[Figure content listings]
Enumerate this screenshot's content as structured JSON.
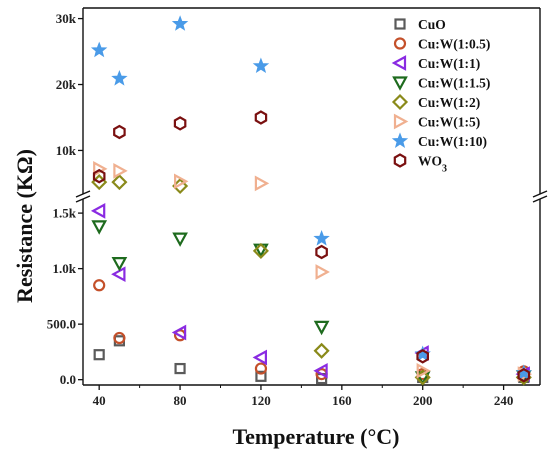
{
  "chart_data": {
    "type": "scatter",
    "xlabel": "Temperature (°C)",
    "ylabel": "Resistance (KΩ)",
    "xlim": [
      32,
      258
    ],
    "x_ticks": [
      40,
      80,
      120,
      160,
      200,
      240
    ],
    "x_tick_labels": [
      "40",
      "80",
      "120",
      "160",
      "200",
      "240"
    ],
    "y_scale": "broken",
    "y_lower_range": [
      -30,
      1600
    ],
    "y_upper_range": [
      4000,
      31000
    ],
    "y_lower_ticks": [
      0,
      500,
      1000,
      1500
    ],
    "y_lower_tick_labels": [
      "0.0",
      "500.0",
      "1.0k",
      "1.5k"
    ],
    "y_upper_ticks": [
      10000,
      20000,
      30000
    ],
    "y_upper_tick_labels": [
      "10k",
      "20k",
      "30k"
    ],
    "legend_position": "top-right",
    "series": [
      {
        "name": "CuO",
        "label_main": "CuO",
        "label_sub": "",
        "marker": "square",
        "color": "#5a5a5a",
        "x": [
          40,
          50,
          80,
          120,
          150,
          200,
          250
        ],
        "y": [
          225,
          350,
          100,
          30,
          10,
          20,
          20
        ]
      },
      {
        "name": "Cu:W(1:0.5)",
        "label_main": "Cu:W(1:0.5)",
        "label_sub": "",
        "marker": "circle",
        "color": "#c4502a",
        "x": [
          40,
          50,
          80,
          120,
          150,
          200,
          250
        ],
        "y": [
          850,
          375,
          400,
          100,
          50,
          50,
          75
        ]
      },
      {
        "name": "Cu:W(1:1)",
        "label_main": "Cu:W(1:1)",
        "label_sub": "",
        "marker": "triangle-left",
        "color": "#8a2be2",
        "x": [
          40,
          50,
          80,
          120,
          150,
          200,
          250
        ],
        "y": [
          1520,
          950,
          425,
          200,
          80,
          240,
          50
        ]
      },
      {
        "name": "Cu:W(1:1.5)",
        "label_main": "Cu:W(1:1.5)",
        "label_sub": "",
        "marker": "triangle-down",
        "color": "#1e6b1e",
        "x": [
          40,
          50,
          80,
          120,
          150,
          200,
          250
        ],
        "y": [
          1380,
          1050,
          1270,
          1170,
          475,
          20,
          30
        ]
      },
      {
        "name": "Cu:W(1:2)",
        "label_main": "Cu:W(1:2)",
        "label_sub": "",
        "marker": "diamond",
        "color": "#8a8a1a",
        "x": [
          40,
          50,
          80,
          120,
          150,
          200,
          250
        ],
        "y": [
          5200,
          5200,
          4600,
          1160,
          260,
          20,
          20
        ]
      },
      {
        "name": "Cu:W(1:5)",
        "label_main": "Cu:W(1:5)",
        "label_sub": "",
        "marker": "triangle-right",
        "color": "#f0b090",
        "x": [
          40,
          50,
          80,
          120,
          150,
          200,
          250
        ],
        "y": [
          7200,
          6900,
          5300,
          5000,
          970,
          80,
          50
        ]
      },
      {
        "name": "Cu:W(1:10)",
        "label_main": "Cu:W(1:10)",
        "label_sub": "",
        "marker": "star",
        "color": "#4a9be8",
        "x": [
          40,
          50,
          80,
          120,
          150,
          200,
          250
        ],
        "y": [
          25200,
          20900,
          29200,
          22800,
          1270,
          230,
          60
        ]
      },
      {
        "name": "WO3",
        "label_main": "WO",
        "label_sub": "3",
        "marker": "hexagon",
        "color": "#7a1010",
        "x": [
          40,
          50,
          80,
          120,
          150,
          200,
          250
        ],
        "y": [
          6100,
          12800,
          14100,
          15000,
          1150,
          210,
          40
        ]
      }
    ]
  }
}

### Work to do
Count the lines in the records above that contain the word "color", and give only the number.

### Solution to this task
8